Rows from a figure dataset
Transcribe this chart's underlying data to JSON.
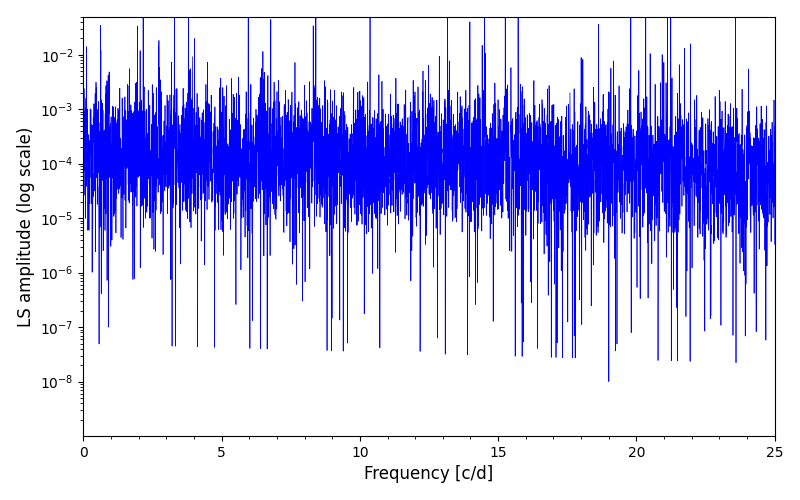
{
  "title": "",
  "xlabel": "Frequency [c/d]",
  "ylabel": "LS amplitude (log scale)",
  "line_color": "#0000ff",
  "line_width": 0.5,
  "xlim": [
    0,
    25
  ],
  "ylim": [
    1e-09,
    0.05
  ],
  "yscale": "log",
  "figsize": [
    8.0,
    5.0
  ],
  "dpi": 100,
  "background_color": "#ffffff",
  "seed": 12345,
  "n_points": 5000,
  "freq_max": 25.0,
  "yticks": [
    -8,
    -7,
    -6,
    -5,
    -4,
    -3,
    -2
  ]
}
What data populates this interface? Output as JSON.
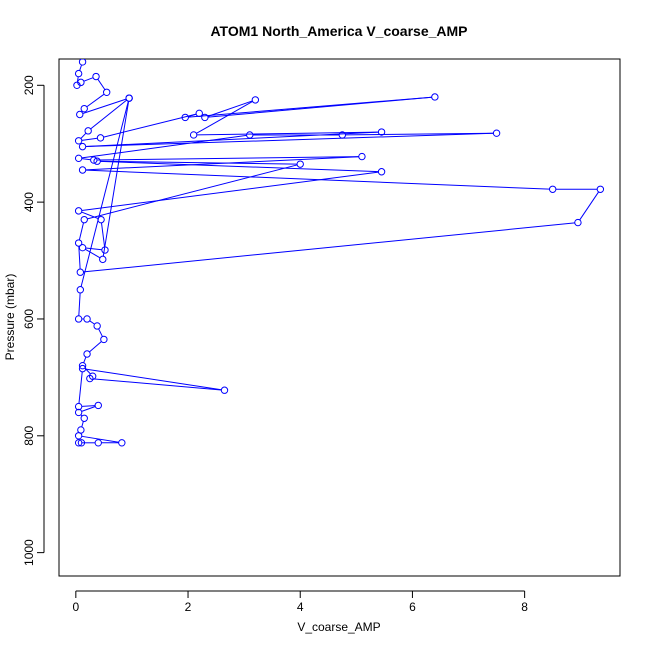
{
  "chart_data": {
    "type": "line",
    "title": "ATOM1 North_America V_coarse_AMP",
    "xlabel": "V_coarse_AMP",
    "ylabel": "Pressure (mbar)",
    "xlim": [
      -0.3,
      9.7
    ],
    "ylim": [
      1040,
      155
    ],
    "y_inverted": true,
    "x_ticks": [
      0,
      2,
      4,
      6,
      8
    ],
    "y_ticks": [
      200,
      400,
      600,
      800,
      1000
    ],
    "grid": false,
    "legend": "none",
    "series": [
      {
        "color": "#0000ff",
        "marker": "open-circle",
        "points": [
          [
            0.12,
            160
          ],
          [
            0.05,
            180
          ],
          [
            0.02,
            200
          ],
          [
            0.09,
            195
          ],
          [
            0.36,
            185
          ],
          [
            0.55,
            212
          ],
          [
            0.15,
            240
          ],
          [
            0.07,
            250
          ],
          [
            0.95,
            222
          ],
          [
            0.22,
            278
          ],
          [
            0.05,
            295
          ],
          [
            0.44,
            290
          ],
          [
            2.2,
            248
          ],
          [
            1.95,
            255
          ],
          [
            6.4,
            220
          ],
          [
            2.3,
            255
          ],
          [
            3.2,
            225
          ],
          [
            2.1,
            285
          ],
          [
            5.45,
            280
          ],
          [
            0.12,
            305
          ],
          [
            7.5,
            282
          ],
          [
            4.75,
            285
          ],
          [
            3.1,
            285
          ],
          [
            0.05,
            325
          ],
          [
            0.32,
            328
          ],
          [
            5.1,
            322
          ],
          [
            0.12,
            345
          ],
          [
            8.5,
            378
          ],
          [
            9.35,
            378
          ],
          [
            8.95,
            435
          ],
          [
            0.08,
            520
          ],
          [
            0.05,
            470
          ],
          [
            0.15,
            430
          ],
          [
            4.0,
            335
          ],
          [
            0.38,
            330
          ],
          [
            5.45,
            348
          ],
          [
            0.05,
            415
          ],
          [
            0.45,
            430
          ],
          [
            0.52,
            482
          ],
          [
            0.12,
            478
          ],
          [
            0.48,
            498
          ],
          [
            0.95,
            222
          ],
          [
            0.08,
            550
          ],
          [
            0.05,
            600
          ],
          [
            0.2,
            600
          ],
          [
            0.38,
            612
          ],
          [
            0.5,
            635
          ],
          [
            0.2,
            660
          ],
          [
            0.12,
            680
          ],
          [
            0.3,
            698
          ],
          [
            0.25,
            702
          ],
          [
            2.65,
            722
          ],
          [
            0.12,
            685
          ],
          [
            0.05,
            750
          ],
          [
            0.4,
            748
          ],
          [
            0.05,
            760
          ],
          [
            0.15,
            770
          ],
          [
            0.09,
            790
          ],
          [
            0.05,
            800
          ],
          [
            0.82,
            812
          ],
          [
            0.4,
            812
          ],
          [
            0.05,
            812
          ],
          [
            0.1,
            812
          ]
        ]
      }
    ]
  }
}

* * *

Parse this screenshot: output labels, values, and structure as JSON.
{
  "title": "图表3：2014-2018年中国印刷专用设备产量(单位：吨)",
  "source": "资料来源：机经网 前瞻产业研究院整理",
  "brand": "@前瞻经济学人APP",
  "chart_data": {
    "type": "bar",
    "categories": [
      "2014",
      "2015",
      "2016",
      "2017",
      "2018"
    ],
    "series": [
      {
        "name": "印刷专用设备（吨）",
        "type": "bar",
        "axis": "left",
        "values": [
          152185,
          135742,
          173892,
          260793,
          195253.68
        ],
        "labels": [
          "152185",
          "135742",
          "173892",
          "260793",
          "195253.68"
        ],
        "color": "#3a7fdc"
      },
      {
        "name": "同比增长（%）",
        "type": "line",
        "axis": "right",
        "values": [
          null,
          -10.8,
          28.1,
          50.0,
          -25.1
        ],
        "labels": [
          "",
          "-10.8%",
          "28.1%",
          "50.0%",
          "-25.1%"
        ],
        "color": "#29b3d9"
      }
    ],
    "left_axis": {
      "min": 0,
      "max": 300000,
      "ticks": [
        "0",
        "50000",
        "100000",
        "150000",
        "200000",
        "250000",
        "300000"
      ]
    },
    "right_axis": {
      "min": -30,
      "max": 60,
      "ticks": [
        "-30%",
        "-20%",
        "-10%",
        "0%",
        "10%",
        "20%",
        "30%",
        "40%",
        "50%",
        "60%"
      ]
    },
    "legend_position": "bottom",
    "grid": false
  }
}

--

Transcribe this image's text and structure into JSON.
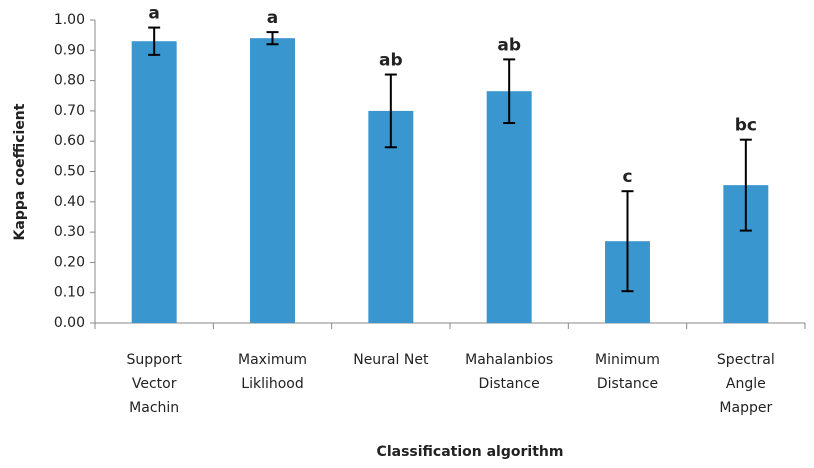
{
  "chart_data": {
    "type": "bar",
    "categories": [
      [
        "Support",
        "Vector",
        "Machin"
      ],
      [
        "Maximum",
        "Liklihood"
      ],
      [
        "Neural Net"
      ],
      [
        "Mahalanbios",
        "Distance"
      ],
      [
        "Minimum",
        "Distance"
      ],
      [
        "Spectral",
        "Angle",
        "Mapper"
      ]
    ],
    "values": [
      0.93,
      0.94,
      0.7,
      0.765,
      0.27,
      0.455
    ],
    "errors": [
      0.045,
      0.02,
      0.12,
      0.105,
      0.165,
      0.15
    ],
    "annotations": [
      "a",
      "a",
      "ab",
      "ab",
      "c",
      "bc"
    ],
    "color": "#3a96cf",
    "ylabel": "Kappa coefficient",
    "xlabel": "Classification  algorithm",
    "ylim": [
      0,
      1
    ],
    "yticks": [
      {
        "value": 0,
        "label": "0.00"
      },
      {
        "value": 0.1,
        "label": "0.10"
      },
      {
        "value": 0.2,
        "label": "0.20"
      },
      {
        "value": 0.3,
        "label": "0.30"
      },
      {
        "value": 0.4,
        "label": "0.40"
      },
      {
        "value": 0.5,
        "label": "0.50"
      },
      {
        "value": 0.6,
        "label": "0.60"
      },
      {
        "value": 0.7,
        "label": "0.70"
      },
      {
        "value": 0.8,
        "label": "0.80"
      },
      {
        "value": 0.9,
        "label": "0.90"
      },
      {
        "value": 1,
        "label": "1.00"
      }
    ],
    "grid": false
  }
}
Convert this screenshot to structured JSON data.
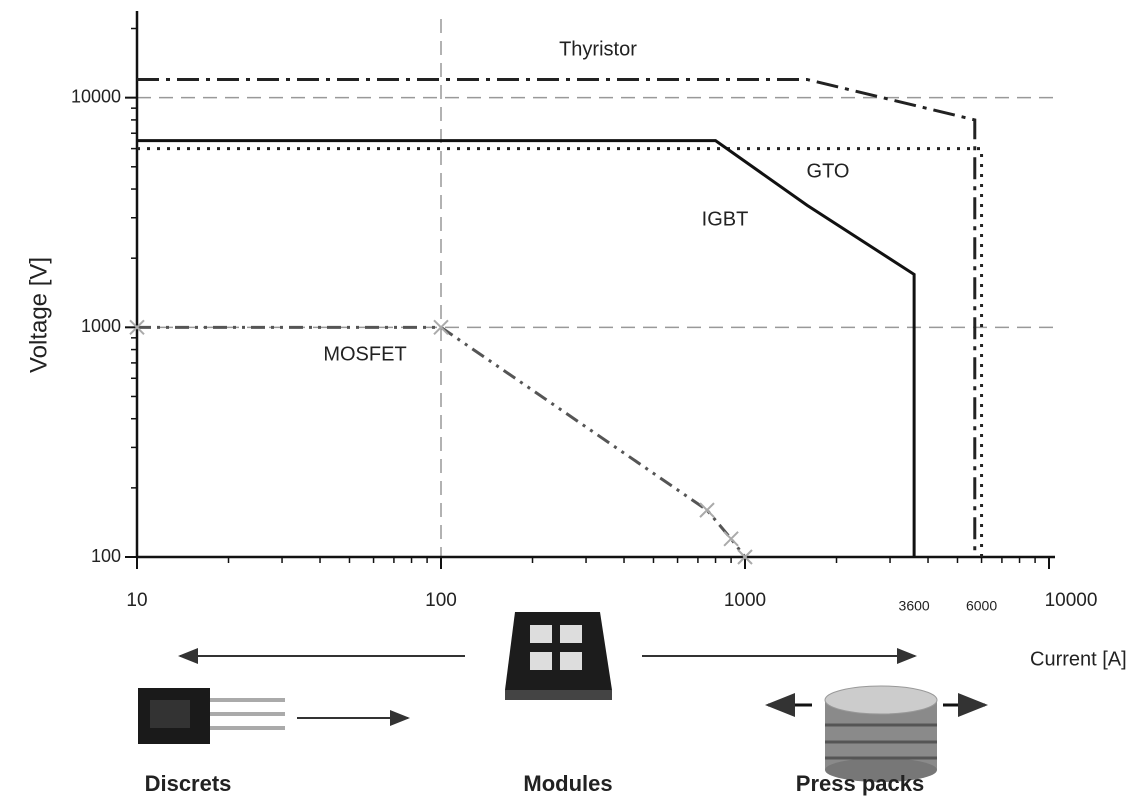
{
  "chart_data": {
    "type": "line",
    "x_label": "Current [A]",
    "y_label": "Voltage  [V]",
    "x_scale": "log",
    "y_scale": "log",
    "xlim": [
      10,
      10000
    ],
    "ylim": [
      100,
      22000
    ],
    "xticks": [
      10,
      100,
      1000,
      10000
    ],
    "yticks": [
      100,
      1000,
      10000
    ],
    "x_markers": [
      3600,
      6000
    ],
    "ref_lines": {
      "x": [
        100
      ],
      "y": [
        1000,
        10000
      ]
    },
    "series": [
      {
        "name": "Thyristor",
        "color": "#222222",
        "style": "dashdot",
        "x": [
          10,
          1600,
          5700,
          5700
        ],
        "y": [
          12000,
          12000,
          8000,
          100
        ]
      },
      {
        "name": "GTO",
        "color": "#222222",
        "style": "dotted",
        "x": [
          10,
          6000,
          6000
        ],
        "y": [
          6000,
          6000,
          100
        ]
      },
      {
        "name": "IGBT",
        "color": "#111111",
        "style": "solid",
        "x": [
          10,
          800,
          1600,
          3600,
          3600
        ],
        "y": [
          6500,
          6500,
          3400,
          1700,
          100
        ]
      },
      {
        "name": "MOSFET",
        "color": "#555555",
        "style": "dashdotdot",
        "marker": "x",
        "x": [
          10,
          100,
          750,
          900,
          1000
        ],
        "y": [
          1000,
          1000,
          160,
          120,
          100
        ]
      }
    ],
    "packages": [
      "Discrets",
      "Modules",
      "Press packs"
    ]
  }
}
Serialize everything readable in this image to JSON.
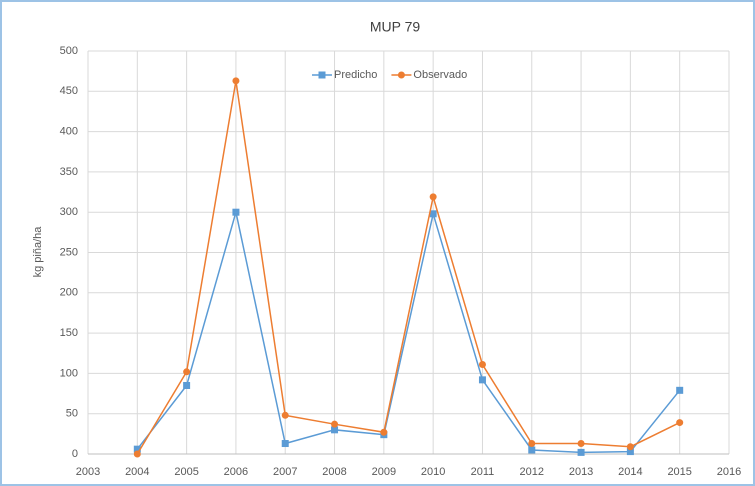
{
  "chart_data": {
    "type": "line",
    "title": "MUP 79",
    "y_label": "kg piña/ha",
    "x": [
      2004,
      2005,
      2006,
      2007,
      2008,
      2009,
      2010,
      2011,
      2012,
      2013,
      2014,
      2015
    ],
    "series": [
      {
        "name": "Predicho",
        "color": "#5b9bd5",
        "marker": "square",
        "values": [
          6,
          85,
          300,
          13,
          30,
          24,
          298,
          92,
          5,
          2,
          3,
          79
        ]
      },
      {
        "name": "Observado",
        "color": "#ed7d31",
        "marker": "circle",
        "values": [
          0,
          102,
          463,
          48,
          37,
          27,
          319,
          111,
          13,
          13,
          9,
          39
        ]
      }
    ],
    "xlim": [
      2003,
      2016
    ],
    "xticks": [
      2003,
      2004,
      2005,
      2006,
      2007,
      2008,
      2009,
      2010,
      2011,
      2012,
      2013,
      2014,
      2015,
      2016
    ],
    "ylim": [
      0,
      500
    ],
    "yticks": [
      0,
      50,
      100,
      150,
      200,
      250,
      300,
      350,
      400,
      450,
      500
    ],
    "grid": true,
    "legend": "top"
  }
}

◆ PROBLEM TO WORK ON:
Copy each line of the records above that carries the word "name".

◆ TASK RESPONSE:
        "name": "印刷专用设备（吨）",
        "name": "同比增长（%）",
        "name": "Thyristor",
        "name": "GTO",
        "name": "IGBT",
        "name": "MOSFET",
        "name": "Predicho",
        "name": "Observado",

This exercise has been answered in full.